● WHAT THE TASK ASKS: Your task is to retype each line of the data below exactly.

Start of MATERIALS PROVIDED

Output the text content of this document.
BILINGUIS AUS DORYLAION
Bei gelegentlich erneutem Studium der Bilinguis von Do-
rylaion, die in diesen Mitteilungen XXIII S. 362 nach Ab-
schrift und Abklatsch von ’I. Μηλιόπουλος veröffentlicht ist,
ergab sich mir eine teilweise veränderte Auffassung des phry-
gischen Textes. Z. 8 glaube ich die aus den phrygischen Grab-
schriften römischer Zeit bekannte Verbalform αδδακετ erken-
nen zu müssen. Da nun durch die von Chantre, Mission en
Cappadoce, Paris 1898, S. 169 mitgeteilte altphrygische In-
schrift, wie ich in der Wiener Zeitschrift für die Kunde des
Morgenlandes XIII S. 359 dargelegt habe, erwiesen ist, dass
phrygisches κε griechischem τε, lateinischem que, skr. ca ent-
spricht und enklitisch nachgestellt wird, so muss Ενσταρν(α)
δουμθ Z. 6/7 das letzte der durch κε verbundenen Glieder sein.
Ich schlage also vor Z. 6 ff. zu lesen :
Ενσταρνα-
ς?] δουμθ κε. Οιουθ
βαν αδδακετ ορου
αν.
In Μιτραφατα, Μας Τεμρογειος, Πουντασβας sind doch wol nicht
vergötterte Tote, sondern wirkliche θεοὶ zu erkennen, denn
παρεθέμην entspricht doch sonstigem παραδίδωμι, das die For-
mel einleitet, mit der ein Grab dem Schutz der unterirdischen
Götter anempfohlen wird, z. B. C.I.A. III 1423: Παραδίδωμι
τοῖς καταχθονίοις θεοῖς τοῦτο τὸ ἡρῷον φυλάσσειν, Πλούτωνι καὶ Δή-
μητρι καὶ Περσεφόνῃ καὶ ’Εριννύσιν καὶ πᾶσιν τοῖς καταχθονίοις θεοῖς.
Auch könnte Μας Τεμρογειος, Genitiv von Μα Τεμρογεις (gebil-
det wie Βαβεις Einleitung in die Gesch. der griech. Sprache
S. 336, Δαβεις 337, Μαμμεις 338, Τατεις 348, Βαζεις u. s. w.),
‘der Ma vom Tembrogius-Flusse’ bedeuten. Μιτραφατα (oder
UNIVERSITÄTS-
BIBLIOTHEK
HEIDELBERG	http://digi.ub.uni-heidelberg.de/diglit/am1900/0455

End of MATERIALS PROVIDED

● TASK SOLUTION:
Output the text content of this document.
BILINGUIS AUS DORYLAION
Bei gelegentlich erneutem Studium der Bilinguis von Do-
rylaion, die in diesen Mitteilungen XXIII S. 362 nach Ab-
schrift und Abklatsch von ’I. Μηλιόπουλος veröffentlicht ist,
ergab sich mir eine teilweise veränderte Auffassung des phry-
gischen Textes. Z. 8 glaube ich die aus den phrygischen Grab-
schriften römischer Zeit bekannte Verbalform αδδακετ erken-
nen zu müssen. Da nun durch die von Chantre, Mission en
Cappadoce, Paris 1898, S. 169 mitgeteilte altphrygische In-
schrift, wie ich in der Wiener Zeitschrift für die Kunde des
Morgenlandes XIII S. 359 dargelegt habe, erwiesen ist, dass
phrygisches κε griechischem τε, lateinischem que, skr. ca ent-
spricht und enklitisch nachgestellt wird, so muss Ενσταρν(α)
δουμθ Z. 6/7 das letzte der durch κε verbundenen Glieder sein.
Ich schlage also vor Z. 6 ff. zu lesen :
Ενσταρνα-
ς?] δουμθ κε. Οιουθ
βαν αδδακετ ορου
αν.
In Μιτραφατα, Μας Τεμρογειος, Πουντασβας sind doch wol nicht
vergötterte Tote, sondern wirkliche θεοὶ zu erkennen, denn
παρεθέμην entspricht doch sonstigem παραδίδωμι, das die For-
mel einleitet, mit der ein Grab dem Schutz der unterirdischen
Götter anempfohlen wird, z. B. C.I.A. III 1423: Παραδίδωμι
τοῖς καταχθονίοις θεοῖς τοῦτο τὸ ἡρῷον φυλάσσειν, Πλούτωνι καὶ Δή-
μητρι καὶ Περσεφόνῃ καὶ ’Εριννύσιν καὶ πᾶσιν τοῖς καταχθονίοις θεοῖς.
Auch könnte Μας Τεμρογειος, Genitiv von Μα Τεμρογεις (gebil-
det wie Βαβεις Einleitung in die Gesch. der griech. Sprache
S. 336, Δαβεις 337, Μαμμεις 338, Τατεις 348, Βαζεις u. s. w.),
‘der Ma vom Tembrogius-Flusse’ bedeuten. Μιτραφατα (oder
UNIVERSITÄTS-
BIBLIOTHEK
HEIDELBERG	http://digi.ub.uni-heidelberg.de/diglit/am1900/0455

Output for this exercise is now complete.